▶ [Dataset extract]
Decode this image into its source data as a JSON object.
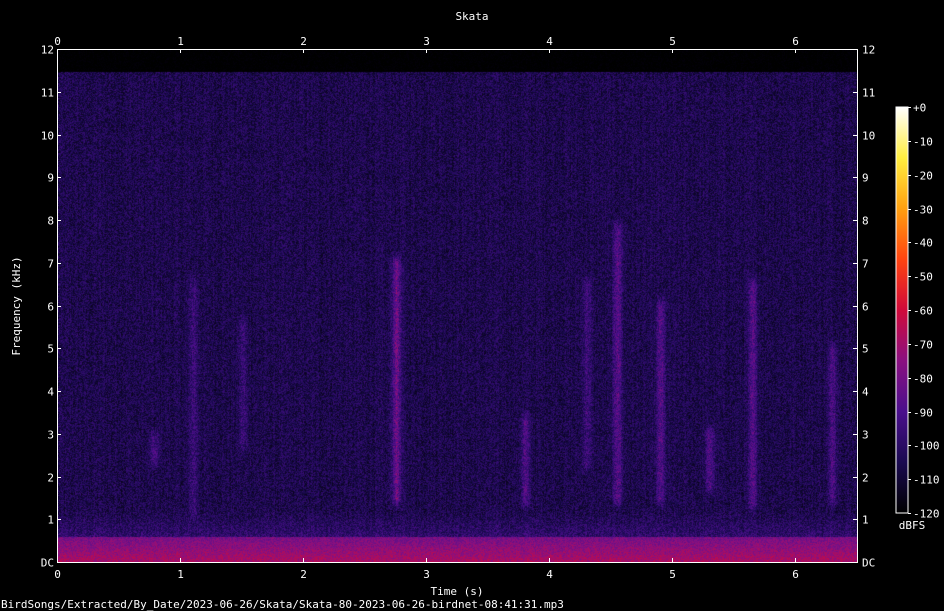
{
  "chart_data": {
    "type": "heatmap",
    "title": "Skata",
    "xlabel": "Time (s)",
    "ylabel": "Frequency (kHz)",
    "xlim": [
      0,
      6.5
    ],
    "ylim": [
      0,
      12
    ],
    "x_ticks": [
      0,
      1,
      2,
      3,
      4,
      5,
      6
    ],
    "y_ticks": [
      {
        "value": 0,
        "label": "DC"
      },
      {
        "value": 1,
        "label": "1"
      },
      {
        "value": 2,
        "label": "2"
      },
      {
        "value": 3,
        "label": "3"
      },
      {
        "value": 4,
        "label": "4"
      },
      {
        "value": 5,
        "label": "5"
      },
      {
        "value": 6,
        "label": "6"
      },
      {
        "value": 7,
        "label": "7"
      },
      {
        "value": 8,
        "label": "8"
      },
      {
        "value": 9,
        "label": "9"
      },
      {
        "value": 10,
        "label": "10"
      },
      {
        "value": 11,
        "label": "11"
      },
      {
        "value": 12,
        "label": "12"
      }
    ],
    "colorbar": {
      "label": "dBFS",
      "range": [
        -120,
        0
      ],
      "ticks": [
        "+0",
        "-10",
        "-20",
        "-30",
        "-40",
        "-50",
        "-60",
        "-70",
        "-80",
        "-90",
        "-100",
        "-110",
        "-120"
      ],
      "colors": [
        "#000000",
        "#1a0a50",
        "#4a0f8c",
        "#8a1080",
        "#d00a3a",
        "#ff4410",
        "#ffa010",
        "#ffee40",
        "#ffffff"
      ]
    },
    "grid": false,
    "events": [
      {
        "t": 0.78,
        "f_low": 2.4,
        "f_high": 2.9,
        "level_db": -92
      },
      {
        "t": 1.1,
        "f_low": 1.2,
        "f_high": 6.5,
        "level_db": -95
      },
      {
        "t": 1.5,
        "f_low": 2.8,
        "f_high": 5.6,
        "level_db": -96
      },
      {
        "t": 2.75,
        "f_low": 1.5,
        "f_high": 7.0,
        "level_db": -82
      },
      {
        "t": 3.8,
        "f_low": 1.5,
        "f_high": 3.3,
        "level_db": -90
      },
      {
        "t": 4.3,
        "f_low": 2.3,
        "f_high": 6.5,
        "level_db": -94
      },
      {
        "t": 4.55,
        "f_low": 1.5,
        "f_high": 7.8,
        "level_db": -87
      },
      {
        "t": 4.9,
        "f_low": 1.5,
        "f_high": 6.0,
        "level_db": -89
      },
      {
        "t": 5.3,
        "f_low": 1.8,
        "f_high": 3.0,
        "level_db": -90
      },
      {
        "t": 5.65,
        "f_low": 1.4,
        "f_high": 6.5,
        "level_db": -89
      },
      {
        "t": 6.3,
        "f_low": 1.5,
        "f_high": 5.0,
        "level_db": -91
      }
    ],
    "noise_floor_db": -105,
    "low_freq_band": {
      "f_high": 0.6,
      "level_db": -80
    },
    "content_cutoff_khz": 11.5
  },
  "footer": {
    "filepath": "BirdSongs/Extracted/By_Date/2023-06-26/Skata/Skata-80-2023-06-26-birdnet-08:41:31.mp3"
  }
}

--

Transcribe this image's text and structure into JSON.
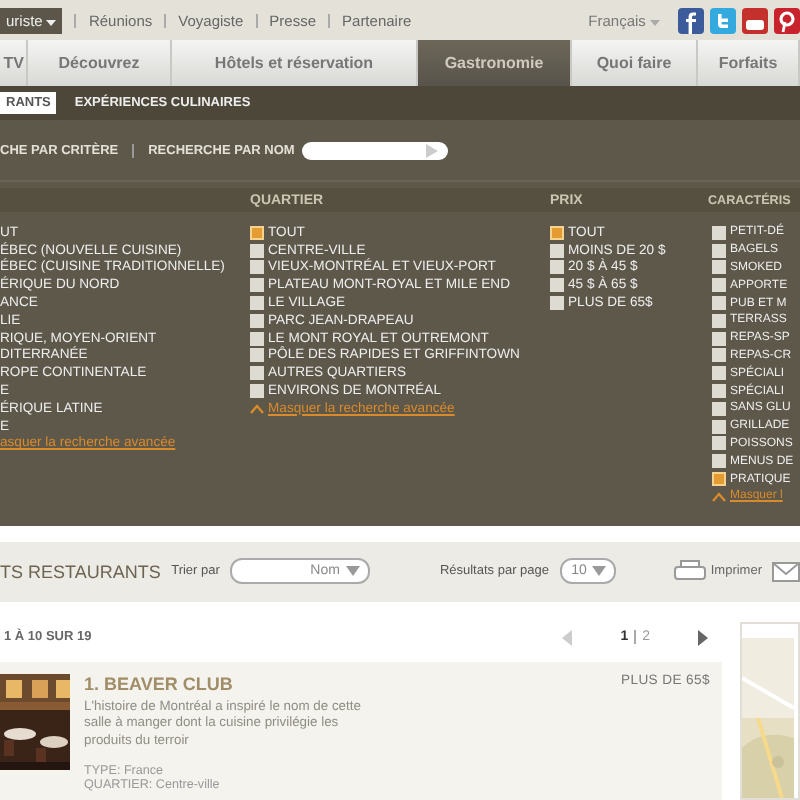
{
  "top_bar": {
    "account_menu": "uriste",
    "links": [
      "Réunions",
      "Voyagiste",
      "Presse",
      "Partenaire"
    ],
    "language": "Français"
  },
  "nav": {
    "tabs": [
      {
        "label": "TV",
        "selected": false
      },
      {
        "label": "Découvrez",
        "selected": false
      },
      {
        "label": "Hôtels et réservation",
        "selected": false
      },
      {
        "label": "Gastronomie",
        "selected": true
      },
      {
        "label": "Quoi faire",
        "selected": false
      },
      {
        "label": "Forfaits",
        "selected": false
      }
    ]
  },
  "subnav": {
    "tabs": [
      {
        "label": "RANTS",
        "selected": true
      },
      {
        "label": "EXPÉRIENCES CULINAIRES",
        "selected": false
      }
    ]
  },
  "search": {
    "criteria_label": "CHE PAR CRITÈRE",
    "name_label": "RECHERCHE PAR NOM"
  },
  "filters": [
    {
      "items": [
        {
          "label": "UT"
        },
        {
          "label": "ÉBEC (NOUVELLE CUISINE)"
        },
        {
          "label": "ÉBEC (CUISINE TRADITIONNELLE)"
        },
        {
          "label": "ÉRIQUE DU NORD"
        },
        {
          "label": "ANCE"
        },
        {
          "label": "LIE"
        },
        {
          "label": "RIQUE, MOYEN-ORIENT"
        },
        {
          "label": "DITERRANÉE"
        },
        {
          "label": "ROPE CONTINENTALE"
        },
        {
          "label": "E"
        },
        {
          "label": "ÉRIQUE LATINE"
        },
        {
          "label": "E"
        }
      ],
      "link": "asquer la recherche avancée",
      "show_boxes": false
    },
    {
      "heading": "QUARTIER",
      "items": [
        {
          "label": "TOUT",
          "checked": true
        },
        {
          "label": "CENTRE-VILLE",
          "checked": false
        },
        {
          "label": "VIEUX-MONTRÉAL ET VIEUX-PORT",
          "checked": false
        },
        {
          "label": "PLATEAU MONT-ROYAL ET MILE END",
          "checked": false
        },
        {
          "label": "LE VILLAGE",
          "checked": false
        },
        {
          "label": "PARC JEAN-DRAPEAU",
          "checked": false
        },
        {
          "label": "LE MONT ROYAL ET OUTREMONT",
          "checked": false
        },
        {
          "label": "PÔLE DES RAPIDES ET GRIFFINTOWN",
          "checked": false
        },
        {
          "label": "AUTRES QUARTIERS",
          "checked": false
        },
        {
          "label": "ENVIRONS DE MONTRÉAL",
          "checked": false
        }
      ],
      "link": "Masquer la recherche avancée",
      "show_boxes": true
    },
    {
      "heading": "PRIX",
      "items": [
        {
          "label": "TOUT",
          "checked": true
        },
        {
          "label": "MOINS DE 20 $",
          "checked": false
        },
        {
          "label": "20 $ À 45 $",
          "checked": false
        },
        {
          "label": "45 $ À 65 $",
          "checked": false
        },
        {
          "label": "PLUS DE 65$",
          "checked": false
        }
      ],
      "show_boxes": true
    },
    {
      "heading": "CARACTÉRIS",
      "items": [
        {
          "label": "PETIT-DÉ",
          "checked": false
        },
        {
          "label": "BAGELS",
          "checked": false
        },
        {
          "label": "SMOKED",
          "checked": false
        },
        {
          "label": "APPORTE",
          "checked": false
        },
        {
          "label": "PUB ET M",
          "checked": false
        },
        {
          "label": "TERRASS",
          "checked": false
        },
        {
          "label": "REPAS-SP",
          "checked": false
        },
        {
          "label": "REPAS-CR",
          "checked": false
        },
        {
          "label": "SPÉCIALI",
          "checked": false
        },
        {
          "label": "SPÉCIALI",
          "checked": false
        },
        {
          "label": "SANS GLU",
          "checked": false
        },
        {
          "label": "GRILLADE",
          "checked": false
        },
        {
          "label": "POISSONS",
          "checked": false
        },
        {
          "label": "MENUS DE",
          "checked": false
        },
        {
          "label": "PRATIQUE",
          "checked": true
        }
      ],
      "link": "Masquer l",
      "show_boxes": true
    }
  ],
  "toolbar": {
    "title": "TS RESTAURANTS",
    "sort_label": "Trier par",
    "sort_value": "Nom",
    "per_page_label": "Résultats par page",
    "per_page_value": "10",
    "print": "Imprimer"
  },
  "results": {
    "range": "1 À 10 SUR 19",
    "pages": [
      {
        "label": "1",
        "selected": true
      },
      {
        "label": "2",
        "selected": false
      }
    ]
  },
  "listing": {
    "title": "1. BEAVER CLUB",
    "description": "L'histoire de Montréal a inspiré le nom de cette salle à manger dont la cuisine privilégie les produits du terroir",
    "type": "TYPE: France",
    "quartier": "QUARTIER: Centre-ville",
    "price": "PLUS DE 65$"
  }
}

▶ [Stated goal] Copy every line that contains the string "heading".

▶ [Solution to this task]
      "heading": "QUARTIER",
      "heading": "PRIX",
      "heading": "CARACTÉRIS",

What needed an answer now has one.